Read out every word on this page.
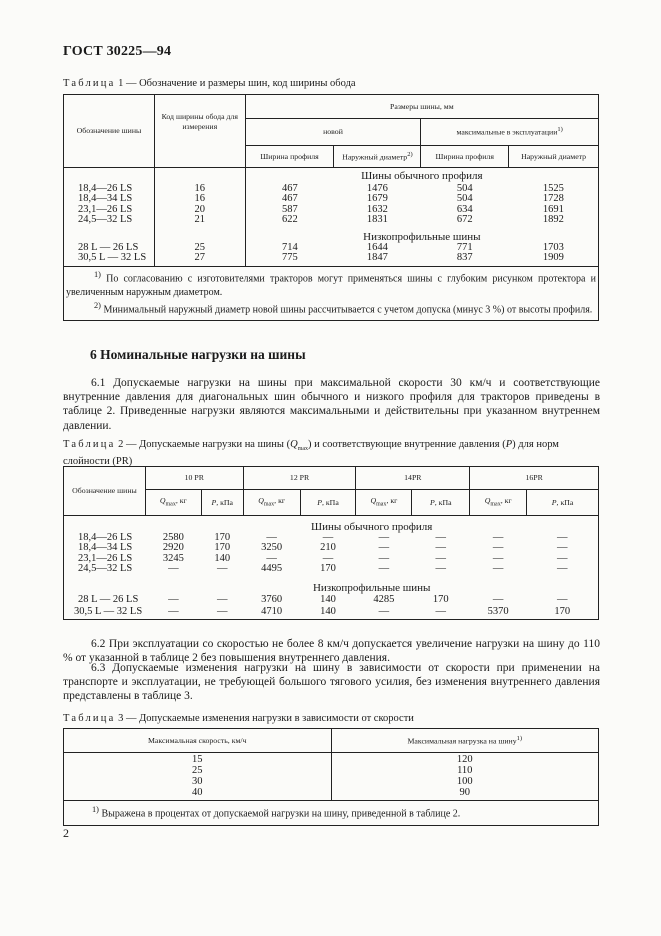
ГОСТ 30225—94
Таблица 1 — Обозначение и размеры шин, код ширины обода
Обозначение шины	Код ширины обода для измерения	Размеры шины, мм			
		новой		максимальные в эксплуатации$^{1)}$
		Ширина профиля	Наружный диаметр$^{2)}$	Ширина профиля	Наружный диаметр
		Шины обычного профиля			
18,4—26 LS	16	467	1476	504	1525
18,4—34 LS	16	467	1679	504	1728
23,1—26 LS	20	587	1632	634	1691
24,5—32 LS	21	622	1831	672	1892
		Низкопрофильные шины			
28 L — 26 LS	25	714	1644	771	1703
30,5 L — 32 LS	27	775	1847	837	1909

$^{1)}$ По согласованию с изготовителями тракторов могут применяться шины с глубоким рисунком протектора и увеличенным наружным диаметром.
$^{2)}$ Минимальный наружный диаметр новой шины рассчитывается с учетом допуска (минус 3 %) от высоты профиля.					
6 Номинальные нагрузки на шины
6.1 Допускаемые нагрузки на шины при максимальной скорости 30 км/ч и соответствующие внутренние давления для диагональных шин обычного и низкого профиля для тракторов приведены в таблице 2. Приведенные нагрузки являются максимальными и действительны при указанном внутреннем давлении.
Таблица 2 — Допускаемые нагрузки на шины $(Q_{max})$ и соответствующие внутренние давления (P) для норм слойности (PR)
Обозначение шины	10 PR		12 PR		14PR		16PR	
	$Q_{max}$, кг	P, кПа	$Q_{max}$, кг	P, кПа	$Q_{max}$, кг	P, кПа	$Q_{max}$, кг	P, кПа
	Шины обычного профиля							
18,4—26 LS	2580	170	—	—	—	—	—	—
18,4—34 LS	2920	170	3250	210	—	—	—	—
23,1—26 LS	3245	140	—	—	—	—	—	—
24,5—32 LS	—	—	4495	170	—	—	—	—
	Низкопрофильные шины							
28 L — 26 LS	—	—	3760	140	4285	170	—	—
30,5 L — 32 LS	—	—	4710	140	—	—	5370	170
6.2 При эксплуатации со скоростью не более 8 км/ч допускается увеличение нагрузки на шину до 110 % от указанной в таблице 2 без повышения внутреннего давления.
6.3 Допускаемые изменения нагрузки на шину в зависимости от скорости при применении на транспорте и эксплуатации, не требующей большого тягового усилия, без изменения внутреннего давления представлены в таблице 3.
Таблица 3 — Допускаемые изменения нагрузки в зависимости от скорости
Максимальная скорость, км/ч	Максимальная нагрузка на шину$^{1)}$
15	120
25	110
30	100
40	90
$^{1)}$ Выражена в процентах от допускаемой нагрузки на шину, приведенной в таблице 2.	
2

###

Your instructions:
Gather each line of the listing that holds the string "Таблица".

Full output:
Таблица 1 — Обозначение и размеры шин, код ширины обода
Таблица 2 — Допускаемые нагрузки на шины $(Q_{max})$ и соответствующие внутренние давления (P) для норм слойности (PR)
Таблица 3 — Допускаемые изменения нагрузки в зависимости от скорости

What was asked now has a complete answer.